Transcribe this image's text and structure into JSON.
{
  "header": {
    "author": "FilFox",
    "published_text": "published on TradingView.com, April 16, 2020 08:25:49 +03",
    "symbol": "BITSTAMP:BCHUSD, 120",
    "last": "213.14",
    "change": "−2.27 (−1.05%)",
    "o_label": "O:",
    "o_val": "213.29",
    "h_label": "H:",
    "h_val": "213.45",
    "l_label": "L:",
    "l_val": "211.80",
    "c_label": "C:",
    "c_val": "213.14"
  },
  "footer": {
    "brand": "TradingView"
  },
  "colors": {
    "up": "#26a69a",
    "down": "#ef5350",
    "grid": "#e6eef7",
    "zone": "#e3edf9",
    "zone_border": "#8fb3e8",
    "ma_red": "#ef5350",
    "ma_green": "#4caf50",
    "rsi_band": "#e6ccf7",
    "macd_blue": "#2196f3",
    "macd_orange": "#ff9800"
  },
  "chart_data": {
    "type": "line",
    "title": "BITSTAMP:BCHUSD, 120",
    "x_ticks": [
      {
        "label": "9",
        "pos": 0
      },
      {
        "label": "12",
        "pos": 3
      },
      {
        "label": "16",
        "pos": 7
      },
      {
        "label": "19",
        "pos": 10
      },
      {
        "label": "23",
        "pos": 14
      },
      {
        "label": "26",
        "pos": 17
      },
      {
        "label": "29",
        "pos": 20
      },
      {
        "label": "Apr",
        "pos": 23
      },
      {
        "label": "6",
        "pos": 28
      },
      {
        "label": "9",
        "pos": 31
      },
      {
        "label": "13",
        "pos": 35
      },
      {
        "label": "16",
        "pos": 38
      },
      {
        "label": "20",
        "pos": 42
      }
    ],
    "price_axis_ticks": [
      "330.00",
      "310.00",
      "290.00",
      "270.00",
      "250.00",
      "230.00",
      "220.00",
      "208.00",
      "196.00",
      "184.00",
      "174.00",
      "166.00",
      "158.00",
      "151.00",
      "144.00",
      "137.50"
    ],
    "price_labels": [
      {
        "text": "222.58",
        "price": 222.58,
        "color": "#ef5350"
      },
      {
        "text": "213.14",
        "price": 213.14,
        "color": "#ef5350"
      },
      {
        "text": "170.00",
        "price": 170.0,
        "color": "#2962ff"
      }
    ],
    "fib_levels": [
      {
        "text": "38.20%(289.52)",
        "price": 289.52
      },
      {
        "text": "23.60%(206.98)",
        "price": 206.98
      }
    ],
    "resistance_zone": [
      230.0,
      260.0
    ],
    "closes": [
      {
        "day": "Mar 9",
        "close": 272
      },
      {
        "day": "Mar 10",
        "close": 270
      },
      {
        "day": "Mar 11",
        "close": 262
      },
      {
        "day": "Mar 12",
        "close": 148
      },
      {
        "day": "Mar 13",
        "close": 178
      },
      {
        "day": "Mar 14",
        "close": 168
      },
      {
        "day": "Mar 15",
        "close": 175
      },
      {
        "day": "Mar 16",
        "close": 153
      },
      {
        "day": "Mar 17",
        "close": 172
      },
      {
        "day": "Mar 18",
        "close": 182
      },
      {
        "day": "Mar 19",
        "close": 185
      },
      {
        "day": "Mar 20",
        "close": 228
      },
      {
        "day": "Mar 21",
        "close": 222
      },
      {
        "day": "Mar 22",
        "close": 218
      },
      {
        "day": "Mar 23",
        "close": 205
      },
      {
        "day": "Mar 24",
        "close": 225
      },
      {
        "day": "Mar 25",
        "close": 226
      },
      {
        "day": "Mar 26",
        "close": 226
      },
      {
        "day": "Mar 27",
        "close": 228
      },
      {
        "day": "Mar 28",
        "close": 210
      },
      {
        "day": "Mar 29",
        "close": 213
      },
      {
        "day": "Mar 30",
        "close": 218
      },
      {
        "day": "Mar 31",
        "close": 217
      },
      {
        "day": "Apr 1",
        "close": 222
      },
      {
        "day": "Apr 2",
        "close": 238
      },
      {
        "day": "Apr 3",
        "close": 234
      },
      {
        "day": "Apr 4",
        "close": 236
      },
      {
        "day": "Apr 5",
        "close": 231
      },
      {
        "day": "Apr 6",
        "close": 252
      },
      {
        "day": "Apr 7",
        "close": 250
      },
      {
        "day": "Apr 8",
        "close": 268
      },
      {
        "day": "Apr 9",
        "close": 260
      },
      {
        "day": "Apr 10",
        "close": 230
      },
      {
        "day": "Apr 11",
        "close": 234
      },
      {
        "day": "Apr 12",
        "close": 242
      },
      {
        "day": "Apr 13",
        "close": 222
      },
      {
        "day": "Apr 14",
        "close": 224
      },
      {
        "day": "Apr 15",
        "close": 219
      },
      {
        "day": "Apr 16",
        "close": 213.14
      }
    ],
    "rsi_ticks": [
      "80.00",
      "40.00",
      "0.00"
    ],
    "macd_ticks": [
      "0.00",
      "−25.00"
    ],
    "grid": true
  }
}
____________________
- _TASK OBJECTIVE_:
Repeat every entry word for word.

- _EXERCISE ANSWER_:
Transcribe this image's text and structure into JSON.
{
  "header": {
    "author": "FilFox",
    "published_text": "published on TradingView.com, April 16, 2020 08:25:49 +03",
    "symbol": "BITSTAMP:BCHUSD, 120",
    "last": "213.14",
    "change": "−2.27 (−1.05%)",
    "o_label": "O:",
    "o_val": "213.29",
    "h_label": "H:",
    "h_val": "213.45",
    "l_label": "L:",
    "l_val": "211.80",
    "c_label": "C:",
    "c_val": "213.14"
  },
  "footer": {
    "brand": "TradingView"
  },
  "colors": {
    "up": "#26a69a",
    "down": "#ef5350",
    "grid": "#e6eef7",
    "zone": "#e3edf9",
    "zone_border": "#8fb3e8",
    "ma_red": "#ef5350",
    "ma_green": "#4caf50",
    "rsi_band": "#e6ccf7",
    "macd_blue": "#2196f3",
    "macd_orange": "#ff9800"
  },
  "chart_data": {
    "type": "line",
    "title": "BITSTAMP:BCHUSD, 120",
    "x_ticks": [
      {
        "label": "9",
        "pos": 0
      },
      {
        "label": "12",
        "pos": 3
      },
      {
        "label": "16",
        "pos": 7
      },
      {
        "label": "19",
        "pos": 10
      },
      {
        "label": "23",
        "pos": 14
      },
      {
        "label": "26",
        "pos": 17
      },
      {
        "label": "29",
        "pos": 20
      },
      {
        "label": "Apr",
        "pos": 23
      },
      {
        "label": "6",
        "pos": 28
      },
      {
        "label": "9",
        "pos": 31
      },
      {
        "label": "13",
        "pos": 35
      },
      {
        "label": "16",
        "pos": 38
      },
      {
        "label": "20",
        "pos": 42
      }
    ],
    "price_axis_ticks": [
      "330.00",
      "310.00",
      "290.00",
      "270.00",
      "250.00",
      "230.00",
      "220.00",
      "208.00",
      "196.00",
      "184.00",
      "174.00",
      "166.00",
      "158.00",
      "151.00",
      "144.00",
      "137.50"
    ],
    "price_labels": [
      {
        "text": "222.58",
        "price": 222.58,
        "color": "#ef5350"
      },
      {
        "text": "213.14",
        "price": 213.14,
        "color": "#ef5350"
      },
      {
        "text": "170.00",
        "price": 170.0,
        "color": "#2962ff"
      }
    ],
    "fib_levels": [
      {
        "text": "38.20%(289.52)",
        "price": 289.52
      },
      {
        "text": "23.60%(206.98)",
        "price": 206.98
      }
    ],
    "resistance_zone": [
      230.0,
      260.0
    ],
    "closes": [
      {
        "day": "Mar 9",
        "close": 272
      },
      {
        "day": "Mar 10",
        "close": 270
      },
      {
        "day": "Mar 11",
        "close": 262
      },
      {
        "day": "Mar 12",
        "close": 148
      },
      {
        "day": "Mar 13",
        "close": 178
      },
      {
        "day": "Mar 14",
        "close": 168
      },
      {
        "day": "Mar 15",
        "close": 175
      },
      {
        "day": "Mar 16",
        "close": 153
      },
      {
        "day": "Mar 17",
        "close": 172
      },
      {
        "day": "Mar 18",
        "close": 182
      },
      {
        "day": "Mar 19",
        "close": 185
      },
      {
        "day": "Mar 20",
        "close": 228
      },
      {
        "day": "Mar 21",
        "close": 222
      },
      {
        "day": "Mar 22",
        "close": 218
      },
      {
        "day": "Mar 23",
        "close": 205
      },
      {
        "day": "Mar 24",
        "close": 225
      },
      {
        "day": "Mar 25",
        "close": 226
      },
      {
        "day": "Mar 26",
        "close": 226
      },
      {
        "day": "Mar 27",
        "close": 228
      },
      {
        "day": "Mar 28",
        "close": 210
      },
      {
        "day": "Mar 29",
        "close": 213
      },
      {
        "day": "Mar 30",
        "close": 218
      },
      {
        "day": "Mar 31",
        "close": 217
      },
      {
        "day": "Apr 1",
        "close": 222
      },
      {
        "day": "Apr 2",
        "close": 238
      },
      {
        "day": "Apr 3",
        "close": 234
      },
      {
        "day": "Apr 4",
        "close": 236
      },
      {
        "day": "Apr 5",
        "close": 231
      },
      {
        "day": "Apr 6",
        "close": 252
      },
      {
        "day": "Apr 7",
        "close": 250
      },
      {
        "day": "Apr 8",
        "close": 268
      },
      {
        "day": "Apr 9",
        "close": 260
      },
      {
        "day": "Apr 10",
        "close": 230
      },
      {
        "day": "Apr 11",
        "close": 234
      },
      {
        "day": "Apr 12",
        "close": 242
      },
      {
        "day": "Apr 13",
        "close": 222
      },
      {
        "day": "Apr 14",
        "close": 224
      },
      {
        "day": "Apr 15",
        "close": 219
      },
      {
        "day": "Apr 16",
        "close": 213.14
      }
    ],
    "rsi_ticks": [
      "80.00",
      "40.00",
      "0.00"
    ],
    "macd_ticks": [
      "0.00",
      "−25.00"
    ],
    "grid": true
  }
}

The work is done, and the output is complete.